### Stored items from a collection
☆ ☆ ☆ ☆ ☆ ☆ ☆

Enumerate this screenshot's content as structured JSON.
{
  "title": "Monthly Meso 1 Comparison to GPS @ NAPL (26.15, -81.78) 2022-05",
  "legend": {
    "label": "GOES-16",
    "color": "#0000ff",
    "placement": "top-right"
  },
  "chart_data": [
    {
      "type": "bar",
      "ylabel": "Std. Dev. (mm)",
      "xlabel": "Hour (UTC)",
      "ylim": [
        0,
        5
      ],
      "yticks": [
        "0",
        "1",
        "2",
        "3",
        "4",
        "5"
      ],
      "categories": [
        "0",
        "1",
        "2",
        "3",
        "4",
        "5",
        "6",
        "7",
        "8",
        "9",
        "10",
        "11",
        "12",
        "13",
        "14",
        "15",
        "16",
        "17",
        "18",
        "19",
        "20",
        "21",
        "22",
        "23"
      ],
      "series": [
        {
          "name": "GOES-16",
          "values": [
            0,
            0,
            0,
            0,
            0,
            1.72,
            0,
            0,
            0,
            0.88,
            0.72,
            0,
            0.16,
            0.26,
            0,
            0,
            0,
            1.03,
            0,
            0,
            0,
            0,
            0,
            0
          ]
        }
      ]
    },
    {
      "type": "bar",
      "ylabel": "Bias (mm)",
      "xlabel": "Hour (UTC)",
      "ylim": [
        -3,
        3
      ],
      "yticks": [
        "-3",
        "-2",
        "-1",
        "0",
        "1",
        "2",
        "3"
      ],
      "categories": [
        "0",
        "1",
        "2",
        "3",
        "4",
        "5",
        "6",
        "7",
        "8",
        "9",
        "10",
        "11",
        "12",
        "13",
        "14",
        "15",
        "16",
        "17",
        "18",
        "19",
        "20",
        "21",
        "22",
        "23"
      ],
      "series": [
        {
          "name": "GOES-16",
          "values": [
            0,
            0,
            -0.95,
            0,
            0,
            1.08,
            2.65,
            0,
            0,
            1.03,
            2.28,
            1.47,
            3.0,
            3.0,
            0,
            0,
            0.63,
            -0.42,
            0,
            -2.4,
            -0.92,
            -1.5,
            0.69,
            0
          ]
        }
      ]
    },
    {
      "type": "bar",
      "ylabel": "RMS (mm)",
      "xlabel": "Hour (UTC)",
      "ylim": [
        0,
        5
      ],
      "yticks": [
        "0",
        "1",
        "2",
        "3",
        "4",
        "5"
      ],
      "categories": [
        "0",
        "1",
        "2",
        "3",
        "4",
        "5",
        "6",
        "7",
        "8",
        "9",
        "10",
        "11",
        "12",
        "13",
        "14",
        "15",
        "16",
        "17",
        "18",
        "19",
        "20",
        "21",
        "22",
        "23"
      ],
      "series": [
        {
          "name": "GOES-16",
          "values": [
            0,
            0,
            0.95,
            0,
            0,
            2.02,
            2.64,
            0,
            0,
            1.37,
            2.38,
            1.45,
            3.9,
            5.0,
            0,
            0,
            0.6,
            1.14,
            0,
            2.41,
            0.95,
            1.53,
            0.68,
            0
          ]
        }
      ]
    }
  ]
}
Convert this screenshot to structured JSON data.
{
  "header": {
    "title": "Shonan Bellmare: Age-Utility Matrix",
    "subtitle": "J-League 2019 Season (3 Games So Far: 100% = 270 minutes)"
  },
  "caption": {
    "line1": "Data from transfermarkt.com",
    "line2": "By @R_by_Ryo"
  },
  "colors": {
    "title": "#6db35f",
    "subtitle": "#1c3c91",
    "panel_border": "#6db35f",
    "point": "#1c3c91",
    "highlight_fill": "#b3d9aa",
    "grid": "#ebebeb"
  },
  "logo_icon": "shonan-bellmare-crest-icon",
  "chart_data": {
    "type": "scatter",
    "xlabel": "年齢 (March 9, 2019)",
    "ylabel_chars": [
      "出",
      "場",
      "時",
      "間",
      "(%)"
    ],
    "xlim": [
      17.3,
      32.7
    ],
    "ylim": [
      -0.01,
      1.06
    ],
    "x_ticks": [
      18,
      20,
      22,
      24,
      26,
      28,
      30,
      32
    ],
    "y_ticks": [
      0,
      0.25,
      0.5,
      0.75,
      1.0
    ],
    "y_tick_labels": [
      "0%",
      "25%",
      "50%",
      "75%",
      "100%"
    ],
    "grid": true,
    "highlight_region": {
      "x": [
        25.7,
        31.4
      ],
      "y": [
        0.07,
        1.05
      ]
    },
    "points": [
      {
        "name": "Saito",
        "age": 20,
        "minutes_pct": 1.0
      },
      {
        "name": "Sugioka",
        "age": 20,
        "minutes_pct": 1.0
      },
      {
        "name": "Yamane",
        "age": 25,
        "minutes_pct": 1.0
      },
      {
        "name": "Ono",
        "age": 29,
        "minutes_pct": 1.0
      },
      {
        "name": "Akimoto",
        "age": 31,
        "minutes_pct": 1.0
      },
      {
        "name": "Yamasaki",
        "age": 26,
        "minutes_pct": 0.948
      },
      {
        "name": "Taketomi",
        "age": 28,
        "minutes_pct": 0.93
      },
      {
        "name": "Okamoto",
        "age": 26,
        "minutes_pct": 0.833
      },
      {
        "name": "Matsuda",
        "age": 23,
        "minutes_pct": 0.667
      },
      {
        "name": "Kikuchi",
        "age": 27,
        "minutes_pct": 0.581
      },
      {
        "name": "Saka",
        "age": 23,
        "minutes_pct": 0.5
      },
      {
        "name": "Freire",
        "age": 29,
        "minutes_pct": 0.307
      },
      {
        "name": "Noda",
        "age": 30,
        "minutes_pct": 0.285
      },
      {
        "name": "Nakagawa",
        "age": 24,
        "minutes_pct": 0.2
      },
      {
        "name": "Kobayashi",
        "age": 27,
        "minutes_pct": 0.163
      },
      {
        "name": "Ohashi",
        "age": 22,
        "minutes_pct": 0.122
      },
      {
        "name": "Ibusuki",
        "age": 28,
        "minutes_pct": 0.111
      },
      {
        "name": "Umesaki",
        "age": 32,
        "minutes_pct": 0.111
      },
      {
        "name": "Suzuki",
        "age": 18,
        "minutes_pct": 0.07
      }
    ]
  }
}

☆ ☆ ☆ ☆ ☆ ☆ ☆

### WHAT THIS TASK INVOLVES
Repeat the listing exactly, from its first line to its last.

### PROBLEM SOLUTION
Enumerate this screenshot's content as structured JSON.
{
  "title": "Monthly Meso 1 Comparison to GPS @ NAPL (26.15, -81.78) 2022-05",
  "legend": {
    "label": "GOES-16",
    "color": "#0000ff",
    "placement": "top-right"
  },
  "chart_data": [
    {
      "type": "bar",
      "ylabel": "Std. Dev. (mm)",
      "xlabel": "Hour (UTC)",
      "ylim": [
        0,
        5
      ],
      "yticks": [
        "0",
        "1",
        "2",
        "3",
        "4",
        "5"
      ],
      "categories": [
        "0",
        "1",
        "2",
        "3",
        "4",
        "5",
        "6",
        "7",
        "8",
        "9",
        "10",
        "11",
        "12",
        "13",
        "14",
        "15",
        "16",
        "17",
        "18",
        "19",
        "20",
        "21",
        "22",
        "23"
      ],
      "series": [
        {
          "name": "GOES-16",
          "values": [
            0,
            0,
            0,
            0,
            0,
            1.72,
            0,
            0,
            0,
            0.88,
            0.72,
            0,
            0.16,
            0.26,
            0,
            0,
            0,
            1.03,
            0,
            0,
            0,
            0,
            0,
            0
          ]
        }
      ]
    },
    {
      "type": "bar",
      "ylabel": "Bias (mm)",
      "xlabel": "Hour (UTC)",
      "ylim": [
        -3,
        3
      ],
      "yticks": [
        "-3",
        "-2",
        "-1",
        "0",
        "1",
        "2",
        "3"
      ],
      "categories": [
        "0",
        "1",
        "2",
        "3",
        "4",
        "5",
        "6",
        "7",
        "8",
        "9",
        "10",
        "11",
        "12",
        "13",
        "14",
        "15",
        "16",
        "17",
        "18",
        "19",
        "20",
        "21",
        "22",
        "23"
      ],
      "series": [
        {
          "name": "GOES-16",
          "values": [
            0,
            0,
            -0.95,
            0,
            0,
            1.08,
            2.65,
            0,
            0,
            1.03,
            2.28,
            1.47,
            3.0,
            3.0,
            0,
            0,
            0.63,
            -0.42,
            0,
            -2.4,
            -0.92,
            -1.5,
            0.69,
            0
          ]
        }
      ]
    },
    {
      "type": "bar",
      "ylabel": "RMS (mm)",
      "xlabel": "Hour (UTC)",
      "ylim": [
        0,
        5
      ],
      "yticks": [
        "0",
        "1",
        "2",
        "3",
        "4",
        "5"
      ],
      "categories": [
        "0",
        "1",
        "2",
        "3",
        "4",
        "5",
        "6",
        "7",
        "8",
        "9",
        "10",
        "11",
        "12",
        "13",
        "14",
        "15",
        "16",
        "17",
        "18",
        "19",
        "20",
        "21",
        "22",
        "23"
      ],
      "series": [
        {
          "name": "GOES-16",
          "values": [
            0,
            0,
            0.95,
            0,
            0,
            2.02,
            2.64,
            0,
            0,
            1.37,
            2.38,
            1.45,
            3.9,
            5.0,
            0,
            0,
            0.6,
            1.14,
            0,
            2.41,
            0.95,
            1.53,
            0.68,
            0
          ]
        }
      ]
    }
  ]
}
Convert this screenshot to structured JSON data.
{
  "header": {
    "title": "Shonan Bellmare: Age-Utility Matrix",
    "subtitle": "J-League 2019 Season (3 Games So Far: 100% = 270 minutes)"
  },
  "caption": {
    "line1": "Data from transfermarkt.com",
    "line2": "By @R_by_Ryo"
  },
  "colors": {
    "title": "#6db35f",
    "subtitle": "#1c3c91",
    "panel_border": "#6db35f",
    "point": "#1c3c91",
    "highlight_fill": "#b3d9aa",
    "grid": "#ebebeb"
  },
  "logo_icon": "shonan-bellmare-crest-icon",
  "chart_data": {
    "type": "scatter",
    "xlabel": "年齢 (March 9, 2019)",
    "ylabel_chars": [
      "出",
      "場",
      "時",
      "間",
      "(%)"
    ],
    "xlim": [
      17.3,
      32.7
    ],
    "ylim": [
      -0.01,
      1.06
    ],
    "x_ticks": [
      18,
      20,
      22,
      24,
      26,
      28,
      30,
      32
    ],
    "y_ticks": [
      0,
      0.25,
      0.5,
      0.75,
      1.0
    ],
    "y_tick_labels": [
      "0%",
      "25%",
      "50%",
      "75%",
      "100%"
    ],
    "grid": true,
    "highlight_region": {
      "x": [
        25.7,
        31.4
      ],
      "y": [
        0.07,
        1.05
      ]
    },
    "points": [
      {
        "name": "Saito",
        "age": 20,
        "minutes_pct": 1.0
      },
      {
        "name": "Sugioka",
        "age": 20,
        "minutes_pct": 1.0
      },
      {
        "name": "Yamane",
        "age": 25,
        "minutes_pct": 1.0
      },
      {
        "name": "Ono",
        "age": 29,
        "minutes_pct": 1.0
      },
      {
        "name": "Akimoto",
        "age": 31,
        "minutes_pct": 1.0
      },
      {
        "name": "Yamasaki",
        "age": 26,
        "minutes_pct": 0.948
      },
      {
        "name": "Taketomi",
        "age": 28,
        "minutes_pct": 0.93
      },
      {
        "name": "Okamoto",
        "age": 26,
        "minutes_pct": 0.833
      },
      {
        "name": "Matsuda",
        "age": 23,
        "minutes_pct": 0.667
      },
      {
        "name": "Kikuchi",
        "age": 27,
        "minutes_pct": 0.581
      },
      {
        "name": "Saka",
        "age": 23,
        "minutes_pct": 0.5
      },
      {
        "name": "Freire",
        "age": 29,
        "minutes_pct": 0.307
      },
      {
        "name": "Noda",
        "age": 30,
        "minutes_pct": 0.285
      },
      {
        "name": "Nakagawa",
        "age": 24,
        "minutes_pct": 0.2
      },
      {
        "name": "Kobayashi",
        "age": 27,
        "minutes_pct": 0.163
      },
      {
        "name": "Ohashi",
        "age": 22,
        "minutes_pct": 0.122
      },
      {
        "name": "Ibusuki",
        "age": 28,
        "minutes_pct": 0.111
      },
      {
        "name": "Umesaki",
        "age": 32,
        "minutes_pct": 0.111
      },
      {
        "name": "Suzuki",
        "age": 18,
        "minutes_pct": 0.07
      }
    ]
  }
}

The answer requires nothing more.